### Document section:
● ● ● ● ●
When we booked our tickets to Varanasi everyone told us that it's winter in the north and that it will be cold. I asked the agent how cold and he told me European temperatures. We did get a bit worried because we don't have any suitable clothes. When I checked the forecast online it said it will be around 25C during the day and between 15 and 17C at night. It seems that anything under 35 is cold for Indians. The locals here walk around with winter jackets, hats/earmuffs and scarves - it's really not that bad - a jumper will do.
The journey here was very long and we left on 3 February by sleeper bus (9 hours) to Hyderabad and then took a train from there to Varanasi (28 1/2 hours). We arrived in Varanasi on 5 February. I was really worried about
the night bus as I am not a fan of them and I try to avoid them by all means due to previous experience. This one was acutally quite good. It was a proper sleeper with beds, pillows and blankets and we did get some sleep. The train journey was good. It's long but we never get bored. The night was horrible though because two of the windows near our beds wouldn't shut and it got really cold. Everyone was wrapped up in their blankets trying to shut the windows and trying to sleep. We are still exhausted from the travelling.
We found a lovely room in a guesthouse with a balcony overlooking the Ganges. Exactly what we wanted and it was the first room we looked at. They only have one room and the restaurant that's above it is one of the best in Varanasi. Very handy! And we have wifi!!!!!!
Varanasi is a holy city for the Hindus and people all over India travel here to die and be cremated. The cremations are done at the ghats. The ghats are the stairs leading down to the Ganges. There are two burning ghats - a smaller one
that's near ours and then the big main burning ghat. You have to be prepared to see things you might not want to see. Corpses get burned here 23 hours a day, every day. The people get burned on different levels with the higher casts on the top one and the lowest by the Ganges. They bring the dead down to the ghat, put them in the Ganges for a short while so they are covered in the water and then prepare them to be burned. The wood for this will be weight up on big scales. Some of the corpses are being brought down with their feet and heads not covered so it can be a bit of a shock. It is interesting to see though how openely people deal with the death and the cremations here in Varanasi. Only men are allowed at the cremations because women cry too much (so I was told) and in previous years the women threw themselves onto the fires out of desperation of losing the main breadwinner. The interesting thing is that the family members hardly show any emotions - there is certainly no open crying. Not everyone gets burned. Children, pregnant
women and people who died of snakebites are put in the Ganges straight away. The ashes of all the burnt people also go in the Ganges. People try to make money out of it though. You can watch the procedures but it's very likely that a 'guide' will approach you and ask you to follow him to a place where you are 'allowed' to watch. You will get a little talk and then they ask you to make a donation in US dollars. This donation so they tell you (and the Lonely Planet says the same) goes towards the wood that the family has to buy for the burning. I don't quite believe this. You also shouldn't take any pictures, which is obvious but if you pay 10 Euros then you are allowed. Some of the 'guides' get quite agressive and ask you to move on because you already spent too much time watching or come up with some other made up story. If nothing works then they will try and get you to donate to one of the hospices where the people come to die. If that fails then they'll try the thing about the silk factories. It's pretty sad that people try and make money out of this.
● ● ● ● ●
### Supplied data:

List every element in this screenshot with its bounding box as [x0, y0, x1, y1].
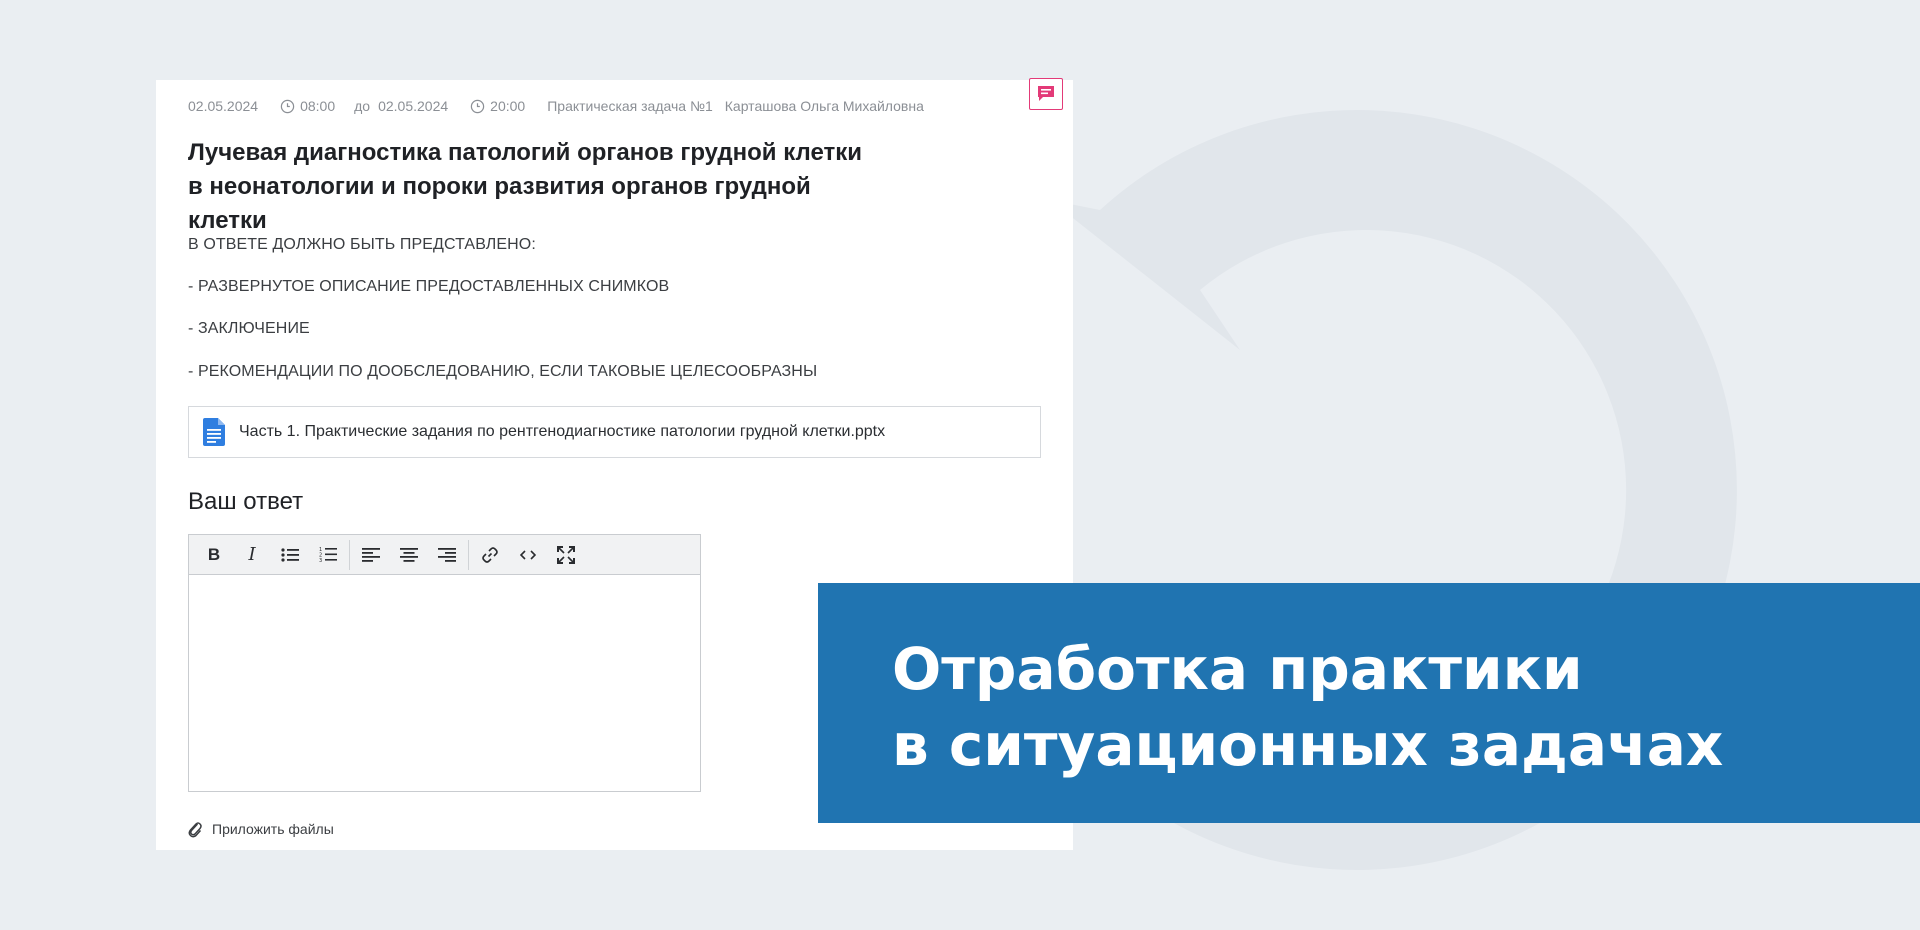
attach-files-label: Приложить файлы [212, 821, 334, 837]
● ● ● ● ●
### Requests:
• A. According to the Varanasi travel account, which people are not cremated but placed directly in the Ganges? List them.
• B. In the Varanasi travel account, how long did the train from Hyderabad to Varanasi take?
• C. Carry on the Varanasi travel account from where it stops.

### Responses for each task:
• A.
Children
Pregnant women
People who died of snakebites

• B. 28 1/2 hours.

• C.
I was glad that I went to the smaller burning that first - it's not as 'commercial' there and I did get some interesting information there without paying. This could be because I had to make a quick exit after realising that the wind started blowing ashes all over us.....
As you can imagine, the Ganges is very polluted but people still bath in it, wash their clothes and brush their teeth. At one place dead people swim around and in the other people use it for washing. It's pretty cross but they believe that because it is a holy river it will wash away a life of sins. Our guesthouse guy offered to wash our clothes but I declined his offer..... I am also avoiding the chai sellers on the river.....better save than sorry.
Once you walk away from the river you get to a maze of alleyways called 'galis'. It's very interesting to walk around them. They are like a bazaar but you don't get hassled like in Egypt or Morocco and you see all sorts of shops. It's very easy to get lost there and you end up walking in circles or in the completely wrong direction.
The first night we decided to go to McDonalds at the IP Mall. We really fancied one - but a McDonalds without beef just isn't right. Anyways, we ask an autorickshaw to take us there and he wanted far too much money so we took a cycle rickshaw. They are clearly not made for western people as we couldn't fit our bums on the seat next to each other. The guy also seemed to struggle quite a lot. We decided to walk back from there as it isn't very far but got hoplessly lost!
Varanasi is very interesting and it was one of the places I really wanted to go and I am very glad we did. It is very dirty though and the smell can get too much at times. You have the usual animals roaming the streets and the ghats and they just pee and poo everywhere but so do the people. I thought that the smell of the burning people must be horrible but you don't smell that at all. They put some powder in so it doesn't smell.
I can highly recommend to everyone who wants to visit India to stop over in Varanasi! Just don't get ripped off!
We are here until 9 February when we will take a train to Delhi for our last 3 days in India.